(Exercise details):
Apart from the images, every record here needs to be copied exactly.

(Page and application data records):
- - - -

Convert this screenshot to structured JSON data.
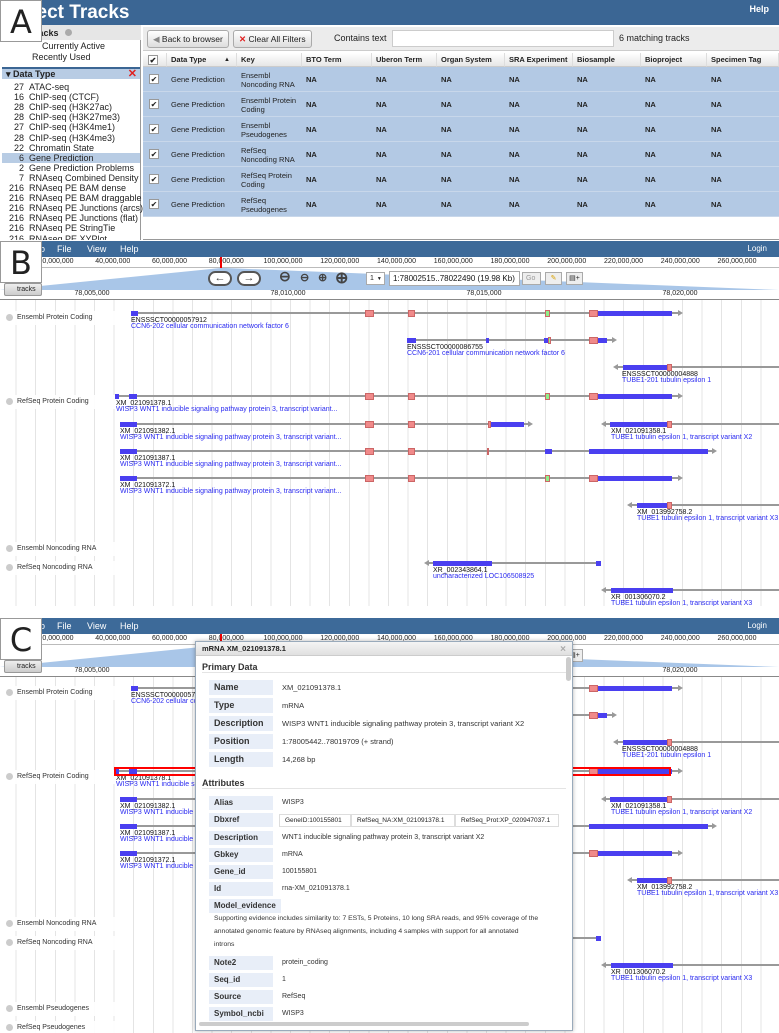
{
  "panel_labels": [
    "A",
    "B",
    "C"
  ],
  "track_selector": {
    "title": "Select Tracks",
    "help": "Help",
    "sidebar": {
      "header": "Tracks",
      "quick": [
        "Currently Active",
        "Recently Used"
      ],
      "facet_title": "Data Type",
      "items": [
        {
          "count": "27",
          "label": "ATAC-seq"
        },
        {
          "count": "16",
          "label": "ChIP-seq (CTCF)"
        },
        {
          "count": "28",
          "label": "ChIP-seq (H3K27ac)"
        },
        {
          "count": "28",
          "label": "ChIP-seq (H3K27me3)"
        },
        {
          "count": "27",
          "label": "ChIP-seq (H3K4me1)"
        },
        {
          "count": "28",
          "label": "ChIP-seq (H3K4me3)"
        },
        {
          "count": "22",
          "label": "Chromatin State"
        },
        {
          "count": "6",
          "label": "Gene Prediction",
          "selected": true
        },
        {
          "count": "2",
          "label": "Gene Prediction Problems"
        },
        {
          "count": "7",
          "label": "RNAseq Combined Density"
        },
        {
          "count": "216",
          "label": "RNAseq PE BAM dense"
        },
        {
          "count": "216",
          "label": "RNAseq PE BAM draggable"
        },
        {
          "count": "216",
          "label": "RNAseq PE Junctions (arcs)"
        },
        {
          "count": "216",
          "label": "RNAseq PE Junctions (flat)"
        },
        {
          "count": "216",
          "label": "RNAseq PE StringTie"
        },
        {
          "count": "216",
          "label": "RNAseq PE XYPlot"
        }
      ]
    },
    "toolbar": {
      "back": "Back to browser",
      "clear": "Clear All Filters",
      "contains": "Contains text",
      "search_value": "",
      "matching": "6 matching tracks"
    },
    "columns": [
      "Data Type",
      "Key",
      "BTO Term",
      "Uberon Term",
      "Organ System",
      "SRA Experiment",
      "Biosample",
      "Bioproject",
      "Specimen Tag"
    ],
    "sort_column": "Data Type",
    "rows": [
      [
        "Gene Prediction",
        "Ensembl Noncoding RNA",
        "NA",
        "NA",
        "NA",
        "NA",
        "NA",
        "NA",
        "NA"
      ],
      [
        "Gene Prediction",
        "Ensembl Protein Coding",
        "NA",
        "NA",
        "NA",
        "NA",
        "NA",
        "NA",
        "NA"
      ],
      [
        "Gene Prediction",
        "Ensembl Pseudogenes",
        "NA",
        "NA",
        "NA",
        "NA",
        "NA",
        "NA",
        "NA"
      ],
      [
        "Gene Prediction",
        "RefSeq Noncoding RNA",
        "NA",
        "NA",
        "NA",
        "NA",
        "NA",
        "NA",
        "NA"
      ],
      [
        "Gene Prediction",
        "RefSeq Protein Coding",
        "NA",
        "NA",
        "NA",
        "NA",
        "NA",
        "NA",
        "NA"
      ],
      [
        "Gene Prediction",
        "RefSeq Pseudogenes",
        "NA",
        "NA",
        "NA",
        "NA",
        "NA",
        "NA",
        "NA"
      ]
    ],
    "checked": true
  },
  "browser": {
    "menu_prefix": "o",
    "menu": [
      "File",
      "View",
      "Help"
    ],
    "login": "Login",
    "overview_ticks": [
      "20,000,000",
      "40,000,000",
      "60,000,000",
      "80,000,000",
      "100,000,000",
      "120,000,000",
      "140,000,000",
      "160,000,000",
      "180,000,000",
      "200,000,000",
      "220,000,000",
      "240,000,000",
      "260,000,000"
    ],
    "ref_seq": "1",
    "location": "1:78002515..78022490 (19.98 Kb)",
    "go": "Go",
    "tracks_button": "tracks",
    "detail_ticks": [
      "78,005,000",
      "78,010,000",
      "78,015,000",
      "78,020,000"
    ],
    "track_labels": [
      "Ensembl Protein Coding",
      "RefSeq Protein Coding",
      "Ensembl Noncoding RNA",
      "RefSeq Noncoding RNA",
      "Ensembl Pseudogenes",
      "RefSeq Pseudogenes"
    ],
    "features": [
      {
        "name": "ENSSSCT00000057912",
        "description": "CCN6-202 cellular communication network factor 6"
      },
      {
        "name": "ENSSSCT00000086755",
        "description": "CCN6-201 cellular communication network factor 6"
      },
      {
        "name": "ENSSSCT00000004888",
        "description": "TUBE1-201 tubulin epsilon 1"
      },
      {
        "name": "XM_021091378.1",
        "description": "WISP3 WNT1 inducible signaling pathway protein 3, transcript variant..."
      },
      {
        "name": "XM_021091382.1",
        "description": "WISP3 WNT1 inducible signaling pathway protein 3, transcript variant..."
      },
      {
        "name": "XM_021091358.1",
        "description": "TUBE1 tubulin epsilon 1, transcript variant X2"
      },
      {
        "name": "XM_021091387.1",
        "description": "WISP3 WNT1 inducible signaling pathway protein 3, transcript variant..."
      },
      {
        "name": "XM_021091372.1",
        "description": "WISP3 WNT1 inducible signaling pathway protein 3, transcript variant..."
      },
      {
        "name": "XM_013992758.2",
        "description": "TUBE1 tubulin epsilon 1, transcript variant X3"
      },
      {
        "name": "XR_002343864.1",
        "description": "uncharacterized LOC106508925"
      },
      {
        "name": "XR_001306070.2",
        "description": "TUBE1 tubulin epsilon 1, transcript variant X3"
      }
    ],
    "colors": {
      "cds": "#4a3ff0",
      "exon": "#f08a8a",
      "start_codon": "#8ef08a",
      "intron": "#999999",
      "selected": "#ff0000",
      "menubar": "#3d6a99"
    }
  },
  "popup": {
    "title": "mRNA XM_021091378.1",
    "close": "×",
    "primary_title": "Primary Data",
    "primary": [
      {
        "key": "Name",
        "value": "XM_021091378.1"
      },
      {
        "key": "Type",
        "value": "mRNA"
      },
      {
        "key": "Description",
        "value": "WISP3 WNT1 inducible signaling pathway protein 3, transcript variant X2"
      },
      {
        "key": "Position",
        "value": "1:78005442..78019709 (+ strand)"
      },
      {
        "key": "Length",
        "value": "14,268 bp"
      }
    ],
    "attributes_title": "Attributes",
    "alias": {
      "key": "Alias",
      "value": "WISP3"
    },
    "dbxref": {
      "key": "Dbxref",
      "values": [
        "GeneID:100155801",
        "RefSeq_NA:XM_021091378.1",
        "RefSeq_Prot:XP_020947037.1"
      ]
    },
    "attributes": [
      {
        "key": "Description",
        "value": "WNT1 inducible signaling pathway protein 3, transcript variant X2"
      },
      {
        "key": "Gbkey",
        "value": "mRNA"
      },
      {
        "key": "Gene_id",
        "value": "100155801"
      },
      {
        "key": "Id",
        "value": "rna-XM_021091378.1"
      }
    ],
    "model_evidence": {
      "key": "Model_evidence",
      "lines": [
        "Supporting evidence includes similarity to: 7 ESTs, 5 Proteins, 10 long SRA reads, and 95% coverage of the",
        "annotated genomic feature by RNAseq alignments, including 4 samples with support for all annotated",
        "introns"
      ]
    },
    "attributes2": [
      {
        "key": "Note2",
        "value": "protein_coding"
      },
      {
        "key": "Seq_id",
        "value": "1"
      },
      {
        "key": "Source",
        "value": "RefSeq"
      },
      {
        "key": "Symbol_ncbi",
        "value": "WISP3"
      }
    ]
  }
}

- - - -

(Result below):
Convert this screenshot to structured JSON data.
{
  "panel_labels": [
    "A",
    "B",
    "C"
  ],
  "track_selector": {
    "title": "Select Tracks",
    "help": "Help",
    "sidebar": {
      "header": "Tracks",
      "quick": [
        "Currently Active",
        "Recently Used"
      ],
      "facet_title": "Data Type",
      "items": [
        {
          "count": "27",
          "label": "ATAC-seq"
        },
        {
          "count": "16",
          "label": "ChIP-seq (CTCF)"
        },
        {
          "count": "28",
          "label": "ChIP-seq (H3K27ac)"
        },
        {
          "count": "28",
          "label": "ChIP-seq (H3K27me3)"
        },
        {
          "count": "27",
          "label": "ChIP-seq (H3K4me1)"
        },
        {
          "count": "28",
          "label": "ChIP-seq (H3K4me3)"
        },
        {
          "count": "22",
          "label": "Chromatin State"
        },
        {
          "count": "6",
          "label": "Gene Prediction",
          "selected": true
        },
        {
          "count": "2",
          "label": "Gene Prediction Problems"
        },
        {
          "count": "7",
          "label": "RNAseq Combined Density"
        },
        {
          "count": "216",
          "label": "RNAseq PE BAM dense"
        },
        {
          "count": "216",
          "label": "RNAseq PE BAM draggable"
        },
        {
          "count": "216",
          "label": "RNAseq PE Junctions (arcs)"
        },
        {
          "count": "216",
          "label": "RNAseq PE Junctions (flat)"
        },
        {
          "count": "216",
          "label": "RNAseq PE StringTie"
        },
        {
          "count": "216",
          "label": "RNAseq PE XYPlot"
        }
      ]
    },
    "toolbar": {
      "back": "Back to browser",
      "clear": "Clear All Filters",
      "contains": "Contains text",
      "search_value": "",
      "matching": "6 matching tracks"
    },
    "columns": [
      "Data Type",
      "Key",
      "BTO Term",
      "Uberon Term",
      "Organ System",
      "SRA Experiment",
      "Biosample",
      "Bioproject",
      "Specimen Tag"
    ],
    "sort_column": "Data Type",
    "rows": [
      [
        "Gene Prediction",
        "Ensembl Noncoding RNA",
        "NA",
        "NA",
        "NA",
        "NA",
        "NA",
        "NA",
        "NA"
      ],
      [
        "Gene Prediction",
        "Ensembl Protein Coding",
        "NA",
        "NA",
        "NA",
        "NA",
        "NA",
        "NA",
        "NA"
      ],
      [
        "Gene Prediction",
        "Ensembl Pseudogenes",
        "NA",
        "NA",
        "NA",
        "NA",
        "NA",
        "NA",
        "NA"
      ],
      [
        "Gene Prediction",
        "RefSeq Noncoding RNA",
        "NA",
        "NA",
        "NA",
        "NA",
        "NA",
        "NA",
        "NA"
      ],
      [
        "Gene Prediction",
        "RefSeq Protein Coding",
        "NA",
        "NA",
        "NA",
        "NA",
        "NA",
        "NA",
        "NA"
      ],
      [
        "Gene Prediction",
        "RefSeq Pseudogenes",
        "NA",
        "NA",
        "NA",
        "NA",
        "NA",
        "NA",
        "NA"
      ]
    ],
    "checked": true
  },
  "browser": {
    "menu_prefix": "o",
    "menu": [
      "File",
      "View",
      "Help"
    ],
    "login": "Login",
    "overview_ticks": [
      "20,000,000",
      "40,000,000",
      "60,000,000",
      "80,000,000",
      "100,000,000",
      "120,000,000",
      "140,000,000",
      "160,000,000",
      "180,000,000",
      "200,000,000",
      "220,000,000",
      "240,000,000",
      "260,000,000"
    ],
    "ref_seq": "1",
    "location": "1:78002515..78022490 (19.98 Kb)",
    "go": "Go",
    "tracks_button": "tracks",
    "detail_ticks": [
      "78,005,000",
      "78,010,000",
      "78,015,000",
      "78,020,000"
    ],
    "track_labels": [
      "Ensembl Protein Coding",
      "RefSeq Protein Coding",
      "Ensembl Noncoding RNA",
      "RefSeq Noncoding RNA",
      "Ensembl Pseudogenes",
      "RefSeq Pseudogenes"
    ],
    "features": [
      {
        "name": "ENSSSCT00000057912",
        "description": "CCN6-202 cellular communication network factor 6"
      },
      {
        "name": "ENSSSCT00000086755",
        "description": "CCN6-201 cellular communication network factor 6"
      },
      {
        "name": "ENSSSCT00000004888",
        "description": "TUBE1-201 tubulin epsilon 1"
      },
      {
        "name": "XM_021091378.1",
        "description": "WISP3 WNT1 inducible signaling pathway protein 3, transcript variant..."
      },
      {
        "name": "XM_021091382.1",
        "description": "WISP3 WNT1 inducible signaling pathway protein 3, transcript variant..."
      },
      {
        "name": "XM_021091358.1",
        "description": "TUBE1 tubulin epsilon 1, transcript variant X2"
      },
      {
        "name": "XM_021091387.1",
        "description": "WISP3 WNT1 inducible signaling pathway protein 3, transcript variant..."
      },
      {
        "name": "XM_021091372.1",
        "description": "WISP3 WNT1 inducible signaling pathway protein 3, transcript variant..."
      },
      {
        "name": "XM_013992758.2",
        "description": "TUBE1 tubulin epsilon 1, transcript variant X3"
      },
      {
        "name": "XR_002343864.1",
        "description": "uncharacterized LOC106508925"
      },
      {
        "name": "XR_001306070.2",
        "description": "TUBE1 tubulin epsilon 1, transcript variant X3"
      }
    ],
    "colors": {
      "cds": "#4a3ff0",
      "exon": "#f08a8a",
      "start_codon": "#8ef08a",
      "intron": "#999999",
      "selected": "#ff0000",
      "menubar": "#3d6a99"
    }
  },
  "popup": {
    "title": "mRNA XM_021091378.1",
    "close": "×",
    "primary_title": "Primary Data",
    "primary": [
      {
        "key": "Name",
        "value": "XM_021091378.1"
      },
      {
        "key": "Type",
        "value": "mRNA"
      },
      {
        "key": "Description",
        "value": "WISP3 WNT1 inducible signaling pathway protein 3, transcript variant X2"
      },
      {
        "key": "Position",
        "value": "1:78005442..78019709 (+ strand)"
      },
      {
        "key": "Length",
        "value": "14,268 bp"
      }
    ],
    "attributes_title": "Attributes",
    "alias": {
      "key": "Alias",
      "value": "WISP3"
    },
    "dbxref": {
      "key": "Dbxref",
      "values": [
        "GeneID:100155801",
        "RefSeq_NA:XM_021091378.1",
        "RefSeq_Prot:XP_020947037.1"
      ]
    },
    "attributes": [
      {
        "key": "Description",
        "value": "WNT1 inducible signaling pathway protein 3, transcript variant X2"
      },
      {
        "key": "Gbkey",
        "value": "mRNA"
      },
      {
        "key": "Gene_id",
        "value": "100155801"
      },
      {
        "key": "Id",
        "value": "rna-XM_021091378.1"
      }
    ],
    "model_evidence": {
      "key": "Model_evidence",
      "lines": [
        "Supporting evidence includes similarity to: 7 ESTs, 5 Proteins, 10 long SRA reads, and 95% coverage of the",
        "annotated genomic feature by RNAseq alignments, including 4 samples with support for all annotated",
        "introns"
      ]
    },
    "attributes2": [
      {
        "key": "Note2",
        "value": "protein_coding"
      },
      {
        "key": "Seq_id",
        "value": "1"
      },
      {
        "key": "Source",
        "value": "RefSeq"
      },
      {
        "key": "Symbol_ncbi",
        "value": "WISP3"
      }
    ]
  }
}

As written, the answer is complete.